• GOAL OF THE EXERCISE
Restate the listing below word for word, omitting any images.

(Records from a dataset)
- - -

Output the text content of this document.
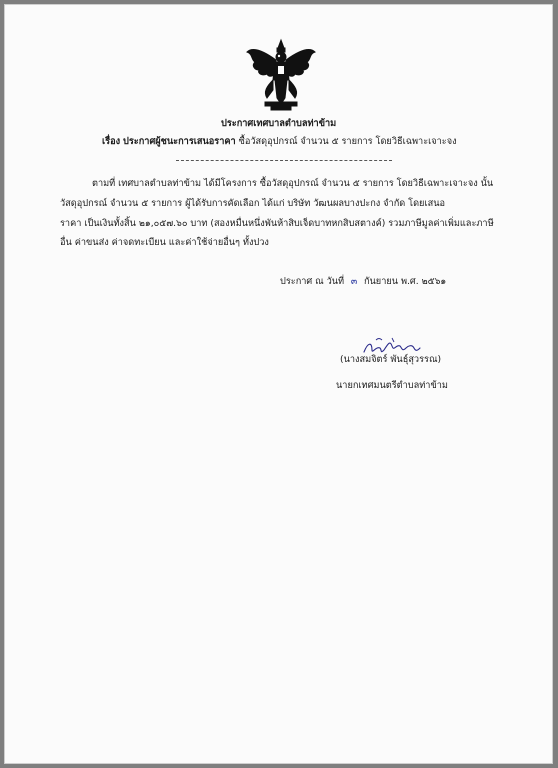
ประกาศเทศบาลตำบลท่าข้าม
เรื่อง ประกาศผู้ชนะการเสนอราคา ซื้อวัสดุอุปกรณ์ จำนวน ๕ รายการ โดยวิธีเฉพาะเจาะจง
ตามที่ เทศบาลตำบลท่าข้าม ได้มีโครงการ ซื้อวัสดุอุปกรณ์ จำนวน ๕ รายการ โดยวิธีเฉพาะเจาะจง นั้น
วัสดุอุปกรณ์ จำนวน ๕ รายการ ผู้ได้รับการคัดเลือก ได้แก่ บริษัท วัฒนผลบางปะกง จำกัด โดยเสนอ
ราคา เป็นเงินทั้งสิ้น ๒๑,๐๕๗.๖๐ บาท (สองหมื่นหนึ่งพันห้าสิบเจ็ดบาทหกสิบสตางค์) รวมภาษีมูลค่าเพิ่มและภาษี
อื่น ค่าขนส่ง ค่าจดทะเบียน และค่าใช้จ่ายอื่นๆ ทั้งปวง
ประกาศ ณ วันที่ ๓ กันยายน พ.ศ. ๒๕๖๑
(นางสมจิตร์ พันธุ์สุวรรณ)
นายกเทศมนตรีตำบลท่าข้าม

- - -

• WRITTEN ANSWER
Output the text content of this document.
ประกาศเทศบาลตำบลท่าข้าม
เรื่อง ประกาศผู้ชนะการเสนอราคา ซื้อวัสดุอุปกรณ์ จำนวน ๕ รายการ โดยวิธีเฉพาะเจาะจง
ตามที่ เทศบาลตำบลท่าข้าม ได้มีโครงการ ซื้อวัสดุอุปกรณ์ จำนวน ๕ รายการ โดยวิธีเฉพาะเจาะจง นั้น
วัสดุอุปกรณ์ จำนวน ๕ รายการ ผู้ได้รับการคัดเลือก ได้แก่ บริษัท วัฒนผลบางปะกง จำกัด โดยเสนอ
ราคา เป็นเงินทั้งสิ้น ๒๑,๐๕๗.๖๐ บาท (สองหมื่นหนึ่งพันห้าสิบเจ็ดบาทหกสิบสตางค์) รวมภาษีมูลค่าเพิ่มและภาษี
อื่น ค่าขนส่ง ค่าจดทะเบียน และค่าใช้จ่ายอื่นๆ ทั้งปวง
ประกาศ ณ วันที่ ๓ กันยายน พ.ศ. ๒๕๖๑
(นางสมจิตร์ พันธุ์สุวรรณ)
นายกเทศมนตรีตำบลท่าข้าม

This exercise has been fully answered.